--- START OF RECORDED DATA ---

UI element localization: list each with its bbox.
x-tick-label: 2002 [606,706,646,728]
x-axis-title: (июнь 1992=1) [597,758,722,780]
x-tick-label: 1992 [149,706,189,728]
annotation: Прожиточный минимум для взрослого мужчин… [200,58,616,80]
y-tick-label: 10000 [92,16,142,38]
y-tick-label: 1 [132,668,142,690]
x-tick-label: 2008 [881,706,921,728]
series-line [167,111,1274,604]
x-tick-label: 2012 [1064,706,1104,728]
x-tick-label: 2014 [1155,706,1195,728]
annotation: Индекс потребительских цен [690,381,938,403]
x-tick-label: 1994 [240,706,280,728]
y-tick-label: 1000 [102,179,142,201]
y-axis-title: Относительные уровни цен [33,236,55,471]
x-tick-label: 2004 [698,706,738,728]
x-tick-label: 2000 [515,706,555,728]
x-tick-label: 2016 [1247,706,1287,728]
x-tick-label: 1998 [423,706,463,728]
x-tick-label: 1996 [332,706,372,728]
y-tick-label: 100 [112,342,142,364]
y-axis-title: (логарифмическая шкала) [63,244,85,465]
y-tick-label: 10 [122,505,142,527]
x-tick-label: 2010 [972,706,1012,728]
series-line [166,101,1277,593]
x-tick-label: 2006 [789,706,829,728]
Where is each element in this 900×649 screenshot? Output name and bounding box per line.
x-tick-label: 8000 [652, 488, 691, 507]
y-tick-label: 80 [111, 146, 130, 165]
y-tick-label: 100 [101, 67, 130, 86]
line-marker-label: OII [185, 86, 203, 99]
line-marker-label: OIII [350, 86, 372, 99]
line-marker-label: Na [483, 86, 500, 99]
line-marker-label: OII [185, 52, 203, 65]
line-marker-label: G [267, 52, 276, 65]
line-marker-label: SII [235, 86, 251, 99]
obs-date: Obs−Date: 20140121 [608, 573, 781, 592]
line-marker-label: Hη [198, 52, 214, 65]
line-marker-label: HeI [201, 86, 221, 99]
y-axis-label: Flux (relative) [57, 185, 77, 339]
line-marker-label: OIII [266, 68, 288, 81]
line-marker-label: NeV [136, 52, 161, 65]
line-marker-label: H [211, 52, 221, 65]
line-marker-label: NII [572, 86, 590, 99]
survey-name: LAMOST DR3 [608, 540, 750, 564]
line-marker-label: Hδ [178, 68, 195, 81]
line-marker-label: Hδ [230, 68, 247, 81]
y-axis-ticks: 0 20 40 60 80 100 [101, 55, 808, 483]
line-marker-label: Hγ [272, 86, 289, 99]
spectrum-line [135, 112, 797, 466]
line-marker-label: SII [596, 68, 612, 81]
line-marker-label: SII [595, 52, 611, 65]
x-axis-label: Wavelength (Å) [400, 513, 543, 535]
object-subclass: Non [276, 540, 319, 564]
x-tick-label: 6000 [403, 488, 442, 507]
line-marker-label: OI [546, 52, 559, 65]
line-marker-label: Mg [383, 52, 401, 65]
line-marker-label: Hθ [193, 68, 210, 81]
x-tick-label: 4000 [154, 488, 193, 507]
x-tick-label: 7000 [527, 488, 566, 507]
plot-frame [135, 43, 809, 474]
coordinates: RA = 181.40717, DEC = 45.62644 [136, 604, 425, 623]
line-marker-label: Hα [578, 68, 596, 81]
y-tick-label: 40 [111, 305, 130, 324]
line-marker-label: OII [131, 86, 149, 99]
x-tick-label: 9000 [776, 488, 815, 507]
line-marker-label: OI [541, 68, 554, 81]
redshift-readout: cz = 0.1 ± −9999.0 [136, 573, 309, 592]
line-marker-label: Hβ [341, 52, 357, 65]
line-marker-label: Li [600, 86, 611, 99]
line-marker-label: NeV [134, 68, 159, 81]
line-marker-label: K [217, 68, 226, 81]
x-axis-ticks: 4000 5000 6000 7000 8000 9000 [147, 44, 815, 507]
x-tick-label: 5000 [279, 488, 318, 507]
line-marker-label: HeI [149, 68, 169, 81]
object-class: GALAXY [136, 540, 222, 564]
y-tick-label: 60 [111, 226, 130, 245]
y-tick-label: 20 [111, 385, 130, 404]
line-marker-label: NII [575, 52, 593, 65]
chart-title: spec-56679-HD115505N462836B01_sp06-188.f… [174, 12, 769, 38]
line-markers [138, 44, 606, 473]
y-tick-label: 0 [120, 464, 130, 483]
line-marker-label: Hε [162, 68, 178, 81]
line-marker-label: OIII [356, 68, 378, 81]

--- END OF RECORDED DATA ---

- _WHAT YOU SHOULD DO_
Copy out all of the material above line for line, with no changes.

- _RESULT_
UI element localization: list each with its bbox.
x-tick-label: 2002 [606,706,646,728]
x-axis-title: (июнь 1992=1) [597,758,722,780]
x-tick-label: 1992 [149,706,189,728]
annotation: Прожиточный минимум для взрослого мужчин… [200,58,616,80]
y-tick-label: 10000 [92,16,142,38]
y-tick-label: 1 [132,668,142,690]
x-tick-label: 2008 [881,706,921,728]
series-line [167,111,1274,604]
x-tick-label: 2012 [1064,706,1104,728]
x-tick-label: 2014 [1155,706,1195,728]
annotation: Индекс потребительских цен [690,381,938,403]
x-tick-label: 1994 [240,706,280,728]
y-tick-label: 1000 [102,179,142,201]
y-axis-title: Относительные уровни цен [33,236,55,471]
x-tick-label: 2004 [698,706,738,728]
x-tick-label: 2000 [515,706,555,728]
x-tick-label: 2016 [1247,706,1287,728]
x-tick-label: 1998 [423,706,463,728]
x-tick-label: 1996 [332,706,372,728]
y-tick-label: 100 [112,342,142,364]
y-axis-title: (логарифмическая шкала) [63,244,85,465]
y-tick-label: 10 [122,505,142,527]
x-tick-label: 2010 [972,706,1012,728]
series-line [166,101,1277,593]
x-tick-label: 2006 [789,706,829,728]
Where is each element in this 900×649 screenshot? Output name and bounding box per line.
x-tick-label: 8000 [652, 488, 691, 507]
y-tick-label: 80 [111, 146, 130, 165]
y-tick-label: 100 [101, 67, 130, 86]
line-marker-label: OII [185, 86, 203, 99]
line-marker-label: OIII [350, 86, 372, 99]
line-marker-label: Na [483, 86, 500, 99]
line-marker-label: OII [185, 52, 203, 65]
line-marker-label: G [267, 52, 276, 65]
line-marker-label: SII [235, 86, 251, 99]
obs-date: Obs−Date: 20140121 [608, 573, 781, 592]
line-marker-label: Hη [198, 52, 214, 65]
line-marker-label: HeI [201, 86, 221, 99]
y-axis-label: Flux (relative) [57, 185, 77, 339]
line-marker-label: OIII [266, 68, 288, 81]
line-marker-label: NeV [136, 52, 161, 65]
line-marker-label: H [211, 52, 221, 65]
line-marker-label: NII [572, 86, 590, 99]
survey-name: LAMOST DR3 [608, 540, 750, 564]
line-marker-label: Hδ [178, 68, 195, 81]
line-marker-label: Hδ [230, 68, 247, 81]
y-axis-ticks: 0 20 40 60 80 100 [101, 55, 808, 483]
line-marker-label: Hγ [272, 86, 289, 99]
spectrum-line [135, 112, 797, 466]
line-marker-label: SII [596, 68, 612, 81]
line-marker-label: SII [595, 52, 611, 65]
x-axis-label: Wavelength (Å) [400, 513, 543, 535]
object-subclass: Non [276, 540, 319, 564]
x-tick-label: 6000 [403, 488, 442, 507]
line-marker-label: OI [546, 52, 559, 65]
line-marker-label: Mg [383, 52, 401, 65]
line-marker-label: Hθ [193, 68, 210, 81]
x-tick-label: 4000 [154, 488, 193, 507]
x-tick-label: 7000 [527, 488, 566, 507]
plot-frame [135, 43, 809, 474]
coordinates: RA = 181.40717, DEC = 45.62644 [136, 604, 425, 623]
line-marker-label: Hα [578, 68, 596, 81]
y-tick-label: 40 [111, 305, 130, 324]
line-marker-label: OII [131, 86, 149, 99]
x-tick-label: 9000 [776, 488, 815, 507]
line-marker-label: OI [541, 68, 554, 81]
redshift-readout: cz = 0.1 ± −9999.0 [136, 573, 309, 592]
line-marker-label: Hβ [341, 52, 357, 65]
line-marker-label: Li [600, 86, 611, 99]
line-marker-label: NeV [134, 68, 159, 81]
line-marker-label: K [217, 68, 226, 81]
x-axis-ticks: 4000 5000 6000 7000 8000 9000 [147, 44, 815, 507]
x-tick-label: 5000 [279, 488, 318, 507]
line-marker-label: HeI [149, 68, 169, 81]
object-class: GALAXY [136, 540, 222, 564]
y-tick-label: 60 [111, 226, 130, 245]
y-tick-label: 20 [111, 385, 130, 404]
line-marker-label: NII [575, 52, 593, 65]
chart-title: spec-56679-HD115505N462836B01_sp06-188.f… [174, 12, 769, 38]
line-markers [138, 44, 606, 473]
y-tick-label: 0 [120, 464, 130, 483]
line-marker-label: Hε [162, 68, 178, 81]
line-marker-label: OIII [356, 68, 378, 81]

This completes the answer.